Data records
** BEGIN **

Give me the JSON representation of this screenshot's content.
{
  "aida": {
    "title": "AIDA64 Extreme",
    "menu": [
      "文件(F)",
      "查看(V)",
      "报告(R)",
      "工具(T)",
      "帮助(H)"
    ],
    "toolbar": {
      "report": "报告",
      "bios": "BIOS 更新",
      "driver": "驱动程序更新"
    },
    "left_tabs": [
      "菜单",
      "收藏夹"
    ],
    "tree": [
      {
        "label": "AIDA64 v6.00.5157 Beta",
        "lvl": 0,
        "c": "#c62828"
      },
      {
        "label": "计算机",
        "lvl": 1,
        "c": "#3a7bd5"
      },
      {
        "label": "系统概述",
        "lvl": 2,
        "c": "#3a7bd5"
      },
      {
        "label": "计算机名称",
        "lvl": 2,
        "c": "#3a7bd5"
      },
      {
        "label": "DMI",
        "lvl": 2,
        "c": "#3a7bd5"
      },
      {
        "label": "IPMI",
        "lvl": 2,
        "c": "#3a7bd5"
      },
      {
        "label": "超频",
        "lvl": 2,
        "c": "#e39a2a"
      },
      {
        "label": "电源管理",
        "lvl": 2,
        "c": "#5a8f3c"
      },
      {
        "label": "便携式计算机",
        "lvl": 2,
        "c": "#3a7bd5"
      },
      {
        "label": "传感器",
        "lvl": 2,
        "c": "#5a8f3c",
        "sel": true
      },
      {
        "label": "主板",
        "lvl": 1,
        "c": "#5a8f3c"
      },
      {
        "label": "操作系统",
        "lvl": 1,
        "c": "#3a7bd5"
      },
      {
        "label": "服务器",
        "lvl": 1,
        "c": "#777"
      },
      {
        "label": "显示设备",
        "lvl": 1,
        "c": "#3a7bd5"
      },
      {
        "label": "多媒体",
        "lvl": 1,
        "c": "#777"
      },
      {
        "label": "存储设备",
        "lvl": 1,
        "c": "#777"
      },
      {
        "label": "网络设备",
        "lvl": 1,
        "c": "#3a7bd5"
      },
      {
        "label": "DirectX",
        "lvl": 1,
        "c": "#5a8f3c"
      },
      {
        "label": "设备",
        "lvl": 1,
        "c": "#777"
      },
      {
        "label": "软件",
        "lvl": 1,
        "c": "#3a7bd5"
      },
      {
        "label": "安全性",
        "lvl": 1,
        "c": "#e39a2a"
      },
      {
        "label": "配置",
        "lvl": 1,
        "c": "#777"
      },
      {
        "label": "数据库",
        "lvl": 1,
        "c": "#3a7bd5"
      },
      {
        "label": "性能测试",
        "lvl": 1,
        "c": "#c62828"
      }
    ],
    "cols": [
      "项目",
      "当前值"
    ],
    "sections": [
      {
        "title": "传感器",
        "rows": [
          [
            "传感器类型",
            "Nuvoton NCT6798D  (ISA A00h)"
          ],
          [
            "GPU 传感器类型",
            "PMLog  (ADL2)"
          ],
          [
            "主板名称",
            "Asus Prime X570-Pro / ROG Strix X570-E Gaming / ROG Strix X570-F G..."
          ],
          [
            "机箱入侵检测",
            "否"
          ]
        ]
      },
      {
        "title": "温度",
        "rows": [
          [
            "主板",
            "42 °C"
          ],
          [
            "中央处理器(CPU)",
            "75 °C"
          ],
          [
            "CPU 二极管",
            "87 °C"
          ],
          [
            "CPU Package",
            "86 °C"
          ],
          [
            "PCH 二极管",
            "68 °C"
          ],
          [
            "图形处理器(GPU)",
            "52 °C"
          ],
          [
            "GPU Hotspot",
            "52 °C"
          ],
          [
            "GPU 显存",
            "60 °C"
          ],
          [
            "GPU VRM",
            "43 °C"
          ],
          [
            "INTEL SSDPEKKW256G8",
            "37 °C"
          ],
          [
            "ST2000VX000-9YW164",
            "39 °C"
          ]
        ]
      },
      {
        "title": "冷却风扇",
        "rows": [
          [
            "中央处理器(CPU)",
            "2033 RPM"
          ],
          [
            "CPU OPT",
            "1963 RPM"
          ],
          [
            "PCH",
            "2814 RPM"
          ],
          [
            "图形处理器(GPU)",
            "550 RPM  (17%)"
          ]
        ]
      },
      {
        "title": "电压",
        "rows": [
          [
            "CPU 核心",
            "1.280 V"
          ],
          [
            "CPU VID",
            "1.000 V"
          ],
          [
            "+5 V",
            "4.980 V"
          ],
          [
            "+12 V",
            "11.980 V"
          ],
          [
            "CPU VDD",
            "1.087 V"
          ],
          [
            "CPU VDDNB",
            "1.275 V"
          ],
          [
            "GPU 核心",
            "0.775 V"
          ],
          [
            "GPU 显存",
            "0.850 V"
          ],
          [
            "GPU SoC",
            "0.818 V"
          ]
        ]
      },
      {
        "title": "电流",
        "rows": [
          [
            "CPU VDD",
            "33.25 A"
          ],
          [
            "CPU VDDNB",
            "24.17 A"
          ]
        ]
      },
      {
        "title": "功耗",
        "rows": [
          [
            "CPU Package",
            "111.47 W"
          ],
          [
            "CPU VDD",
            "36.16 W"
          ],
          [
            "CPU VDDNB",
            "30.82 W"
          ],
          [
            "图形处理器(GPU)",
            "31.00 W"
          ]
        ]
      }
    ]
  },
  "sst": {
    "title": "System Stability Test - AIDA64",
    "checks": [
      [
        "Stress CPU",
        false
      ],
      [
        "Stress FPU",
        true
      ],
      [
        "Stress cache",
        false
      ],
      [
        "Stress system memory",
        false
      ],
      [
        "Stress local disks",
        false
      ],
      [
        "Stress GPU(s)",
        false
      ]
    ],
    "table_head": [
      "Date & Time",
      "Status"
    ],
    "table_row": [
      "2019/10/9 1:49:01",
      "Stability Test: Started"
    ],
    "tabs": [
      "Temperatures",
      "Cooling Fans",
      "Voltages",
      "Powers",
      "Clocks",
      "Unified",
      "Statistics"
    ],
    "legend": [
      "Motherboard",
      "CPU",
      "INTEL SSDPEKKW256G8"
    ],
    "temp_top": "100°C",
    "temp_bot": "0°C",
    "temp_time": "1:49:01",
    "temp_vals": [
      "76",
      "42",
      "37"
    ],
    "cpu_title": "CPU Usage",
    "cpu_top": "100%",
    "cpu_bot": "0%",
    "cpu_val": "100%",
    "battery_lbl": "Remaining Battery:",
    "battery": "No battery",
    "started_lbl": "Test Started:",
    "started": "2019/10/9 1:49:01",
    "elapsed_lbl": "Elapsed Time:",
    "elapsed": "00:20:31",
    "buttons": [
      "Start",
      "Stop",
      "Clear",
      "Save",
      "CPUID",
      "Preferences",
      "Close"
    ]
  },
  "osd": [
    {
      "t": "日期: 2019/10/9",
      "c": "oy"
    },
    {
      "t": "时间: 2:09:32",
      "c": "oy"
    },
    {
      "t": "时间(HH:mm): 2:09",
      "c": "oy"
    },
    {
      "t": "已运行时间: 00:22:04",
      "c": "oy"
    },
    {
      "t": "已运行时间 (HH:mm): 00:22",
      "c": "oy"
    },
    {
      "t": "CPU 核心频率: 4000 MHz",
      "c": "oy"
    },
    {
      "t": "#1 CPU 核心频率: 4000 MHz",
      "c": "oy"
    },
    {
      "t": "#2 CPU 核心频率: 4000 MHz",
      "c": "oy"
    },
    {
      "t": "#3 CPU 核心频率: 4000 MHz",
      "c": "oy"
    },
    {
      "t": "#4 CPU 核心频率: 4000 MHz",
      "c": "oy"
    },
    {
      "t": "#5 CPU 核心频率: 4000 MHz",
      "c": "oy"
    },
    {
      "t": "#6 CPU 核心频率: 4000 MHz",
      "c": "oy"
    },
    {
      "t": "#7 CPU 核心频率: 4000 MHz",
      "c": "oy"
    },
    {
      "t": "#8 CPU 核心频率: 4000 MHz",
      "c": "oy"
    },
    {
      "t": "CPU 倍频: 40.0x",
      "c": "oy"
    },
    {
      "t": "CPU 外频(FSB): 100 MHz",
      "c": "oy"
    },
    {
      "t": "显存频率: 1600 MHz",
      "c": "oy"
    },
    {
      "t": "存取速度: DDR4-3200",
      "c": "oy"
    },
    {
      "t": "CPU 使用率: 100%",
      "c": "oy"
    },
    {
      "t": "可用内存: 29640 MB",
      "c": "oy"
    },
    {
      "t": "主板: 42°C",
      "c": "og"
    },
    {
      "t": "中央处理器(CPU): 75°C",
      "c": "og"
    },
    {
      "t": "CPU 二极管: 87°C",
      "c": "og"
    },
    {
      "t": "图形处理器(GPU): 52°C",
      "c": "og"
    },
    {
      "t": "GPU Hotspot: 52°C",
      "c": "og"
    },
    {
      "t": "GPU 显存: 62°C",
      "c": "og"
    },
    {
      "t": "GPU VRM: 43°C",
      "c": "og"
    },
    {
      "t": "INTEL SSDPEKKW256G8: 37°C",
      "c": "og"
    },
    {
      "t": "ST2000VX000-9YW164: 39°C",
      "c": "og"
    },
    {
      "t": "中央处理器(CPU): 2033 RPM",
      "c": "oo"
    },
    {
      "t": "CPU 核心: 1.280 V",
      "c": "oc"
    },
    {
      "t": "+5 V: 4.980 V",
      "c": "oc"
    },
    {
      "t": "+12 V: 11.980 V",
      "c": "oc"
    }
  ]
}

** END **

= Written problem =
Provide only the count of lines in the material above that hold the word "INTEL".

= Task answer =
3